▸ Exercise brief: Here are some records. Copy each one exactly.

▼

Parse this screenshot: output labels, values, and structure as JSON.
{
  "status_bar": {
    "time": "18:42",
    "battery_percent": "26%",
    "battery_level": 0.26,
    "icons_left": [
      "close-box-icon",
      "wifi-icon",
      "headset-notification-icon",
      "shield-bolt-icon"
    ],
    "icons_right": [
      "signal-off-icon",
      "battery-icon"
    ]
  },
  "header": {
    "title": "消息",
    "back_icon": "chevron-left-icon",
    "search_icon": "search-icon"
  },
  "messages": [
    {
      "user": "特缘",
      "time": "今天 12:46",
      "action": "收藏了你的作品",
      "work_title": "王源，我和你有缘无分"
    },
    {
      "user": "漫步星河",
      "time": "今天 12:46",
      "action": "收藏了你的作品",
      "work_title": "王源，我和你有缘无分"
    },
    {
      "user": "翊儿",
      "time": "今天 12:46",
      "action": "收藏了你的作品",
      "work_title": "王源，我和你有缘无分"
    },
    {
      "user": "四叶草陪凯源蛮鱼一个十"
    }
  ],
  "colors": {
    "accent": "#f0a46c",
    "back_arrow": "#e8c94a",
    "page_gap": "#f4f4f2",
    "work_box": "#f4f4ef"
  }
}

▲

▸ Correct output:
Parse this screenshot: output labels, values, and structure as JSON.
{
  "status_bar": {
    "time": "18:42",
    "battery_percent": "26%",
    "battery_level": 0.26,
    "icons_left": [
      "close-box-icon",
      "wifi-icon",
      "headset-notification-icon",
      "shield-bolt-icon"
    ],
    "icons_right": [
      "signal-off-icon",
      "battery-icon"
    ]
  },
  "header": {
    "title": "消息",
    "back_icon": "chevron-left-icon",
    "search_icon": "search-icon"
  },
  "messages": [
    {
      "user": "特缘",
      "time": "今天 12:46",
      "action": "收藏了你的作品",
      "work_title": "王源，我和你有缘无分"
    },
    {
      "user": "漫步星河",
      "time": "今天 12:46",
      "action": "收藏了你的作品",
      "work_title": "王源，我和你有缘无分"
    },
    {
      "user": "翊儿",
      "time": "今天 12:46",
      "action": "收藏了你的作品",
      "work_title": "王源，我和你有缘无分"
    },
    {
      "user": "四叶草陪凯源蛮鱼一个十"
    }
  ],
  "colors": {
    "accent": "#f0a46c",
    "back_arrow": "#e8c94a",
    "page_gap": "#f4f4f2",
    "work_box": "#f4f4ef"
  }
}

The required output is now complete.